**Goal:**
Would you return the complete listing below word for word?

**Records from a dataset:**
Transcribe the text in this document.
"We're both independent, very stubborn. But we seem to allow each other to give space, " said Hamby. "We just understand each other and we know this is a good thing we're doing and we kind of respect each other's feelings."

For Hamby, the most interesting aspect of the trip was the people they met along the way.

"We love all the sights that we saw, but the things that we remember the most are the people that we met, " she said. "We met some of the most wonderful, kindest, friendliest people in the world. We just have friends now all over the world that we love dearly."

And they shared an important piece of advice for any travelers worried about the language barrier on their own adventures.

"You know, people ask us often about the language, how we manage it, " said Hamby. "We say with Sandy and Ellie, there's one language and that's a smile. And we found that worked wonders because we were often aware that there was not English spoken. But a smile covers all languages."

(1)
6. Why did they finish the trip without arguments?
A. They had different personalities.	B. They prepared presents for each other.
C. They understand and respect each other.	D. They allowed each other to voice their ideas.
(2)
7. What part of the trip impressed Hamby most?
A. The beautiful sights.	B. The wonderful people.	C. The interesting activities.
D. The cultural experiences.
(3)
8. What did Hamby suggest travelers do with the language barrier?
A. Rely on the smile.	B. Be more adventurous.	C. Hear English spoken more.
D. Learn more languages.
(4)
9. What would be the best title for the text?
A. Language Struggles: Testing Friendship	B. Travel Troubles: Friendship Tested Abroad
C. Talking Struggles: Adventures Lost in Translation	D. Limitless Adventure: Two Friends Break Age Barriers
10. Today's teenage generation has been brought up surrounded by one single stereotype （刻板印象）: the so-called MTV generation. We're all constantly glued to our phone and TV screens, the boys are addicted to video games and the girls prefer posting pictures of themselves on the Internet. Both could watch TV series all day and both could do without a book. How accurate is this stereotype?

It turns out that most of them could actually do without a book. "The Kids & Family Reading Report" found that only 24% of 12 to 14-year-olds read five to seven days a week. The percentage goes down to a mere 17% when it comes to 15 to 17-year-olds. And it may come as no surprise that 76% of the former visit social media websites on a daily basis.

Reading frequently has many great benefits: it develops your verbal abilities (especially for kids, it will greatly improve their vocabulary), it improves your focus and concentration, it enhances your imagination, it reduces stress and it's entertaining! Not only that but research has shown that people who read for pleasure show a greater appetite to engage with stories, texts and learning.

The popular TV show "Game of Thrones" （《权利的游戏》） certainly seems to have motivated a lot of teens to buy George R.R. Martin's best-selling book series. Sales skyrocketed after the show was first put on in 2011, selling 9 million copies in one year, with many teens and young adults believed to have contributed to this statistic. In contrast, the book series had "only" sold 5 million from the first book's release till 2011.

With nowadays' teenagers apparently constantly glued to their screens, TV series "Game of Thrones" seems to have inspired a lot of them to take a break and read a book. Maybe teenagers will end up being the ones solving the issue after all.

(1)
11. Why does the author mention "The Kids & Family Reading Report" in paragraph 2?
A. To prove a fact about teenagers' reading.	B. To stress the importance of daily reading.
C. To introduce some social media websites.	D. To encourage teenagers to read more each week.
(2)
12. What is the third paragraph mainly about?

**Answer to this problem:**
Transcribe the text in this document.
"We're both independent, very stubborn. But we seem to allow each other to give space, " said Hamby. "We just understand each other and we know this is a good thing we're doing and we kind of respect each other's feelings."

For Hamby, the most interesting aspect of the trip was the people they met along the way.

"We love all the sights that we saw, but the things that we remember the most are the people that we met, " she said. "We met some of the most wonderful, kindest, friendliest people in the world. We just have friends now all over the world that we love dearly."

And they shared an important piece of advice for any travelers worried about the language barrier on their own adventures.

"You know, people ask us often about the language, how we manage it, " said Hamby. "We say with Sandy and Ellie, there's one language and that's a smile. And we found that worked wonders because we were often aware that there was not English spoken. But a smile covers all languages."

(1)
6. Why did they finish the trip without arguments?
A. They had different personalities.	B. They prepared presents for each other.
C. They understand and respect each other.	D. They allowed each other to voice their ideas.
(2)
7. What part of the trip impressed Hamby most?
A. The beautiful sights.	B. The wonderful people.	C. The interesting activities.
D. The cultural experiences.
(3)
8. What did Hamby suggest travelers do with the language barrier?
A. Rely on the smile.	B. Be more adventurous.	C. Hear English spoken more.
D. Learn more languages.
(4)
9. What would be the best title for the text?
A. Language Struggles: Testing Friendship	B. Travel Troubles: Friendship Tested Abroad
C. Talking Struggles: Adventures Lost in Translation	D. Limitless Adventure: Two Friends Break Age Barriers
10. Today's teenage generation has been brought up surrounded by one single stereotype （刻板印象）: the so-called MTV generation. We're all constantly glued to our phone and TV screens, the boys are addicted to video games and the girls prefer posting pictures of themselves on the Internet. Both could watch TV series all day and both could do without a book. How accurate is this stereotype?

It turns out that most of them could actually do without a book. "The Kids & Family Reading Report" found that only 24% of 12 to 14-year-olds read five to seven days a week. The percentage goes down to a mere 17% when it comes to 15 to 17-year-olds. And it may come as no surprise that 76% of the former visit social media websites on a daily basis.

Reading frequently has many great benefits: it develops your verbal abilities (especially for kids, it will greatly improve their vocabulary), it improves your focus and concentration, it enhances your imagination, it reduces stress and it's entertaining! Not only that but research has shown that people who read for pleasure show a greater appetite to engage with stories, texts and learning.

The popular TV show "Game of Thrones" （《权利的游戏》） certainly seems to have motivated a lot of teens to buy George R.R. Martin's best-selling book series. Sales skyrocketed after the show was first put on in 2011, selling 9 million copies in one year, with many teens and young adults believed to have contributed to this statistic. In contrast, the book series had "only" sold 5 million from the first book's release till 2011.

With nowadays' teenagers apparently constantly glued to their screens, TV series "Game of Thrones" seems to have inspired a lot of them to take a break and read a book. Maybe teenagers will end up being the ones solving the issue after all.

(1)
11. Why does the author mention "The Kids & Family Reading Report" in paragraph 2?
A. To prove a fact about teenagers' reading.	B. To stress the importance of daily reading.
C. To introduce some social media websites.	D. To encourage teenagers to read more each week.
(2)
12. What is the third paragraph mainly about?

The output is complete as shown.